Exercise material:
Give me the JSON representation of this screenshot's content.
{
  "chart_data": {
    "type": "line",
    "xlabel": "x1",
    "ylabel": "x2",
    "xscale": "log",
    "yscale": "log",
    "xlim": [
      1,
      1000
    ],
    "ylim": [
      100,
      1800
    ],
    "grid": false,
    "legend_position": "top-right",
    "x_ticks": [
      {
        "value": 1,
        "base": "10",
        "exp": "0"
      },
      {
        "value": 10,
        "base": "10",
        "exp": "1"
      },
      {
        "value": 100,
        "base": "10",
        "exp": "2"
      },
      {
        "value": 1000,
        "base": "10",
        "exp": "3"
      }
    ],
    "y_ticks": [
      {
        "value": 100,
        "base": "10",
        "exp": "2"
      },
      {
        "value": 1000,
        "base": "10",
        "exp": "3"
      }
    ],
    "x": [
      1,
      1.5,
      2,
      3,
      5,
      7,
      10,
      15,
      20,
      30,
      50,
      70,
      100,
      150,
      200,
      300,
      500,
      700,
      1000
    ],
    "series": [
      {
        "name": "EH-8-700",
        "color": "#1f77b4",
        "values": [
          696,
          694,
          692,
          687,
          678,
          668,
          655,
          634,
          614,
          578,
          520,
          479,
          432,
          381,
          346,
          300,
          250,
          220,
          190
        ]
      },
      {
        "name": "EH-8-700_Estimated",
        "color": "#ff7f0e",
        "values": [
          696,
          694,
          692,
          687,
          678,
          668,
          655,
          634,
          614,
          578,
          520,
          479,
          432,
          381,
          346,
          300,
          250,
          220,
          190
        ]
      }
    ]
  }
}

---

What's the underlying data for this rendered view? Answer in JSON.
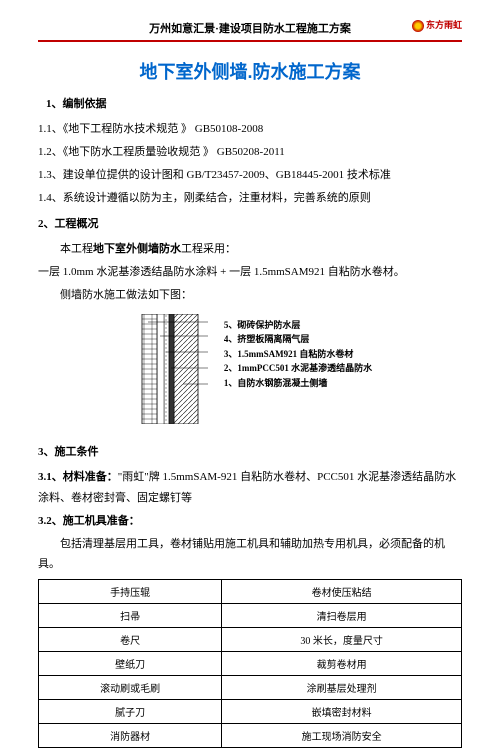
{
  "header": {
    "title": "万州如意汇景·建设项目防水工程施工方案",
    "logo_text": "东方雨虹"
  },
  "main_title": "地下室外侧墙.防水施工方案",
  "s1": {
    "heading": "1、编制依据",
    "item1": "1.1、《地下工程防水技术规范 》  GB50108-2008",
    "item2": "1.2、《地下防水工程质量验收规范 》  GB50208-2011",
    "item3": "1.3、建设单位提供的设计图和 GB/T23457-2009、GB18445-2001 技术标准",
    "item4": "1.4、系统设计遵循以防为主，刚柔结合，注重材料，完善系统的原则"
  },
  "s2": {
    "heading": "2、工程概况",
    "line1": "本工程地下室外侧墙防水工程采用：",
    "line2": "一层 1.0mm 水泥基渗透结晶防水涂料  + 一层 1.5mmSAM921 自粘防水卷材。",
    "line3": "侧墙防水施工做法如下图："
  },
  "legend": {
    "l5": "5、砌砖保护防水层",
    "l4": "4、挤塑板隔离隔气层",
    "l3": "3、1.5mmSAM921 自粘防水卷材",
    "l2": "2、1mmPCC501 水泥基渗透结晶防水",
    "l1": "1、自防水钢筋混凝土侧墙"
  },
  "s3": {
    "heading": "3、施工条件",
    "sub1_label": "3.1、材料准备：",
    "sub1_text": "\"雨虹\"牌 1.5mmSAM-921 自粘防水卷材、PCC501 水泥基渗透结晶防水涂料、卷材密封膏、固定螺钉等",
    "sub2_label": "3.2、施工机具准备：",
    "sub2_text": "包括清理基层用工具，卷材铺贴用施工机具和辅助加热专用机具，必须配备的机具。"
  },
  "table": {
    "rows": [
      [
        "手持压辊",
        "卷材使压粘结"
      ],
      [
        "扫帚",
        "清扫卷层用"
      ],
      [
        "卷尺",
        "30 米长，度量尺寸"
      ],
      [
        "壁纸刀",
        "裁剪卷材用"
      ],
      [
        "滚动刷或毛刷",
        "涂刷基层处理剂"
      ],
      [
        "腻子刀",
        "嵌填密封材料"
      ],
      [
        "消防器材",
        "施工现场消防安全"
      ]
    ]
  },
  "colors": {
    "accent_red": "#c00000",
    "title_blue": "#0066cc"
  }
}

---

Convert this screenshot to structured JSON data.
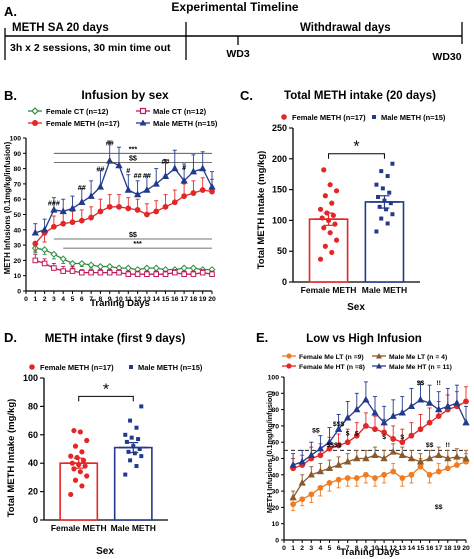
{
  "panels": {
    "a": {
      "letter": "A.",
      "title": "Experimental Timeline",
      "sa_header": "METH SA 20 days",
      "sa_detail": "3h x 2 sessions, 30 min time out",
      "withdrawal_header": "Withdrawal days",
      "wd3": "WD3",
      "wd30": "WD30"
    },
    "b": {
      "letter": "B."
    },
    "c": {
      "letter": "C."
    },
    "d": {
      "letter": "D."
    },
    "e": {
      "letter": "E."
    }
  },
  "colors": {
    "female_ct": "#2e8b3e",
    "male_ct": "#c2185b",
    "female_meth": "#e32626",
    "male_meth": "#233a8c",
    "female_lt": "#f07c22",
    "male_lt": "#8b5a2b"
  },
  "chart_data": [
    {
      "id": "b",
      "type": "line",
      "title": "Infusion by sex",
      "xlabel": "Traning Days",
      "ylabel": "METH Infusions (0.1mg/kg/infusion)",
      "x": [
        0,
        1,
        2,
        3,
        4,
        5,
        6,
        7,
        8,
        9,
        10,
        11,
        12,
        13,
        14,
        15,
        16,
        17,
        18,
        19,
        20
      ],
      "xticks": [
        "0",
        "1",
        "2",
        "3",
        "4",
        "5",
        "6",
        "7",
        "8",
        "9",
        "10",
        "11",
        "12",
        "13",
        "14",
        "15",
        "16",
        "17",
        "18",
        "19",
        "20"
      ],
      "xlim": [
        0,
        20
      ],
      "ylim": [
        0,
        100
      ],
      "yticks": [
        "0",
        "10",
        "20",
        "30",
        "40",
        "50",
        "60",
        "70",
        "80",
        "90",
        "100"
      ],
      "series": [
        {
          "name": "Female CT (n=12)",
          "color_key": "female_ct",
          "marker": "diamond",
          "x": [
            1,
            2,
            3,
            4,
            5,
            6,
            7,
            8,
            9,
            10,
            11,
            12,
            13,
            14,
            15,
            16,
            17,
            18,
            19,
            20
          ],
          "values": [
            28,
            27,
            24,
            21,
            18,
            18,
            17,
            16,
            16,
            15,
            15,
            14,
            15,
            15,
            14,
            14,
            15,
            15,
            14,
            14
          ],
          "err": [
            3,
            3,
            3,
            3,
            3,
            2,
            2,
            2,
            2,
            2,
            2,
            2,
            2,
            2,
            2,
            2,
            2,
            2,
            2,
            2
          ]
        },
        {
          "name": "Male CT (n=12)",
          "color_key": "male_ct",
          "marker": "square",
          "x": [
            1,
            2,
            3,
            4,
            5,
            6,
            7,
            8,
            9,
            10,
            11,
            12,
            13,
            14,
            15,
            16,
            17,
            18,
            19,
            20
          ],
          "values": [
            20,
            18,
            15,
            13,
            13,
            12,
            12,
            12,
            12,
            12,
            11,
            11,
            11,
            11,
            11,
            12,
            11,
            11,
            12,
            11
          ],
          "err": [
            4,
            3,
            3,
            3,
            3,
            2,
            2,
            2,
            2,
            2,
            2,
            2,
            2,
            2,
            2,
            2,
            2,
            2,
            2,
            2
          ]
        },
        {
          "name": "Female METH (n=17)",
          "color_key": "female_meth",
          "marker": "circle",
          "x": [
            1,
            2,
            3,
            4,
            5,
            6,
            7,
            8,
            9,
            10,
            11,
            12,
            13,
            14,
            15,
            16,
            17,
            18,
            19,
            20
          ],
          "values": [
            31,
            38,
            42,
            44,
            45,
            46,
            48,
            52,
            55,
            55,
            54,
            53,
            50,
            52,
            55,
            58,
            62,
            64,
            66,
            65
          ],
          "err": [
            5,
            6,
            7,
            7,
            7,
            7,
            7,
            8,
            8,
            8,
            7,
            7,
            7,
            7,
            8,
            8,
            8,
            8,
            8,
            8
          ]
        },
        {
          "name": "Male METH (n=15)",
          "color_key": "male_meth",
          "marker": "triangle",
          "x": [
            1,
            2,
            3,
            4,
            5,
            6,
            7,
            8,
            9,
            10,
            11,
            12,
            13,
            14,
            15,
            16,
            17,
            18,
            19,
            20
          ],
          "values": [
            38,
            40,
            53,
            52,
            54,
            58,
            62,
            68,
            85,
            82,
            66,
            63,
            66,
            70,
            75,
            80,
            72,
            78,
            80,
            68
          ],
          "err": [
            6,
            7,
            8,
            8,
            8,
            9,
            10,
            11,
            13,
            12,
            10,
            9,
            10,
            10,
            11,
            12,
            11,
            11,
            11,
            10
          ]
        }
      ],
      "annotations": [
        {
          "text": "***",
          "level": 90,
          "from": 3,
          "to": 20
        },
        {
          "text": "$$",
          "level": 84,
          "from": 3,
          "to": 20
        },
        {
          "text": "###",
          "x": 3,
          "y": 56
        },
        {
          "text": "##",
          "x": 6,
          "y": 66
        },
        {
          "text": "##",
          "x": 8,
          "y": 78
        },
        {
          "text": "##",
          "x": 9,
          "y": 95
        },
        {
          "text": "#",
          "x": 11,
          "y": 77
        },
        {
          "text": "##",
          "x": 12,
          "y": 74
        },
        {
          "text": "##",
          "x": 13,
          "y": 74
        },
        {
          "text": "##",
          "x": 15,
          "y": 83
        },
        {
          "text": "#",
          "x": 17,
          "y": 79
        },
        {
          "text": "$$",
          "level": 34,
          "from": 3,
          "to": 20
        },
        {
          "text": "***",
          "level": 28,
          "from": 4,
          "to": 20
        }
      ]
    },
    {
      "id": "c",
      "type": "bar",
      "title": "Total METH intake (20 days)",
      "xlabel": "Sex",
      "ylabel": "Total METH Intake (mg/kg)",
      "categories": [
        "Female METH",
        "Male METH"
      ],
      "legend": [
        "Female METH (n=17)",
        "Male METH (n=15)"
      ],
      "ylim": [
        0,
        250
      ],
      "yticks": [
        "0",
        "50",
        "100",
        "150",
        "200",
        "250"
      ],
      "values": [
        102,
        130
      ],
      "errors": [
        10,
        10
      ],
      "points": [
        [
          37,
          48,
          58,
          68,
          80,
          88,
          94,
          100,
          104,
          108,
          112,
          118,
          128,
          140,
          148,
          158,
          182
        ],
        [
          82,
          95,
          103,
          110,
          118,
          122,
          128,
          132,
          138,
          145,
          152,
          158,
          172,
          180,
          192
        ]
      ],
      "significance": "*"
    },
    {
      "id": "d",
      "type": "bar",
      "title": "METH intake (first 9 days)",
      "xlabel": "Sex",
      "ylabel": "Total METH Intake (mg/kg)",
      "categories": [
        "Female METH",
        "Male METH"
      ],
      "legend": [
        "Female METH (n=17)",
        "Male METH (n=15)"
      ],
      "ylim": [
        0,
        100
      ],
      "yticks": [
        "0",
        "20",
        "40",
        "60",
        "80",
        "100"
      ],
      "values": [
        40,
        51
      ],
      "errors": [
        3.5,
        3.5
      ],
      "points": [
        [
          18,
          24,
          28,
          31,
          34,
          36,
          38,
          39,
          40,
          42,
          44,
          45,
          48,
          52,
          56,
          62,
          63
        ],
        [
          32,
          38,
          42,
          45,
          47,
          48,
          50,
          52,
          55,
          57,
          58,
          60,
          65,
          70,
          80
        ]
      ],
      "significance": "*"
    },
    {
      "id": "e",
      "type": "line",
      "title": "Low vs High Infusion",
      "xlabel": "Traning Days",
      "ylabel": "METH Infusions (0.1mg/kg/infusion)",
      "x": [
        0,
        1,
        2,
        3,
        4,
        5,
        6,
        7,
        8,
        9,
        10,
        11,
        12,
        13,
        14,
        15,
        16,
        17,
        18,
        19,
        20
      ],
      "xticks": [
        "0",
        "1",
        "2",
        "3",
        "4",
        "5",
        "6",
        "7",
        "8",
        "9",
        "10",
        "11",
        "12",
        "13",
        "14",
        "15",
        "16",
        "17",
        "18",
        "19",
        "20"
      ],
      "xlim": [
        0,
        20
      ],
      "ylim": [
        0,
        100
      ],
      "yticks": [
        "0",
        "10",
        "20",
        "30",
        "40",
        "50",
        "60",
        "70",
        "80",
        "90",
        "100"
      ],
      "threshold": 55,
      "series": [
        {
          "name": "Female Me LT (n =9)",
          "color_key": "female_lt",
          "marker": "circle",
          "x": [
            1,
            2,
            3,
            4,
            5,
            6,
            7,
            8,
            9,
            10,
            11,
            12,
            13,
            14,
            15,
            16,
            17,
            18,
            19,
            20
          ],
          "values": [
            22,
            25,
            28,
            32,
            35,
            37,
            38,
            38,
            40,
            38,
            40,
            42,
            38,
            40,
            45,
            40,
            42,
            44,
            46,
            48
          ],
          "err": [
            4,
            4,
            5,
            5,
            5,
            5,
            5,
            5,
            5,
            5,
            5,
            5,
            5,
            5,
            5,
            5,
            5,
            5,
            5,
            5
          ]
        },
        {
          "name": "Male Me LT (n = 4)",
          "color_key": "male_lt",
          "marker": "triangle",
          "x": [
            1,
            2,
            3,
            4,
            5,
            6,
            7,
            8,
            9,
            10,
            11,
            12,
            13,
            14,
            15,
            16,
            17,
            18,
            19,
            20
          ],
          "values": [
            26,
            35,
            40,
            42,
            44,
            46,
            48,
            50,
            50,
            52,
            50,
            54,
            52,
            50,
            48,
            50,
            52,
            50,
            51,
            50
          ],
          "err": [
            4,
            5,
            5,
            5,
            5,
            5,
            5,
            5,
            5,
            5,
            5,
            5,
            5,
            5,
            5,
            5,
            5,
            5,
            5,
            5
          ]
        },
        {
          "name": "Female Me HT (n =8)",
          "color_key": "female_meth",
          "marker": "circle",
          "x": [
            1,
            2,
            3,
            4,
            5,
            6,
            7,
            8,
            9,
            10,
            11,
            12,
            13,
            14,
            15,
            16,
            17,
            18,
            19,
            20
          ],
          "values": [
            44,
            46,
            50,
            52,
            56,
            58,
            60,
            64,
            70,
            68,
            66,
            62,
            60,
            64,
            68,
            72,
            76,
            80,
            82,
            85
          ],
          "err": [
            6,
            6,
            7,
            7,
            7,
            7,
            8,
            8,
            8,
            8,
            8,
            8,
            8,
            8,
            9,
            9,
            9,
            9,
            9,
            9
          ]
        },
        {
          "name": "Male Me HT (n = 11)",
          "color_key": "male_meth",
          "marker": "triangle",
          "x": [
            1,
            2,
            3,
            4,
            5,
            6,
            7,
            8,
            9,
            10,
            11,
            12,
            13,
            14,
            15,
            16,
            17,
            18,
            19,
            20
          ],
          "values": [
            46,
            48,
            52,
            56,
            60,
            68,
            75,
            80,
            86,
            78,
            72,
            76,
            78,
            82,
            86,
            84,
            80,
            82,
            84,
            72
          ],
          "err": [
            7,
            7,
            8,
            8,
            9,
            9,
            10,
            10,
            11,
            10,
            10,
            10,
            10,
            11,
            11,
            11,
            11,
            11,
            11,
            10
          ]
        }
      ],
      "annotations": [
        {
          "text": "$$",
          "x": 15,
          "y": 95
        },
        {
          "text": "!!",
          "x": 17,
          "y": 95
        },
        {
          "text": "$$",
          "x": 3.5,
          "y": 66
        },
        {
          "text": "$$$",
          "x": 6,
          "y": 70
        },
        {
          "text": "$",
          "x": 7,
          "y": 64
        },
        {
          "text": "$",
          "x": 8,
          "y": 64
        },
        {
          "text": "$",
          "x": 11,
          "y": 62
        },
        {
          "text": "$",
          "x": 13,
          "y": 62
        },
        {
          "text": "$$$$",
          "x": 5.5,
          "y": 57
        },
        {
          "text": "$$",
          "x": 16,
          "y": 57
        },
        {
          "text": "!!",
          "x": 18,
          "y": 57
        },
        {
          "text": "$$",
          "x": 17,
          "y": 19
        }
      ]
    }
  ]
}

Problem to work on: For this exercise, gather every line of the data that contains the word "JSON".

Task solution:
Give me the JSON representation of this screenshot's content.
What's the underlying data for this rendered view? Answer in JSON.
Convert this screenshot to structured JSON data.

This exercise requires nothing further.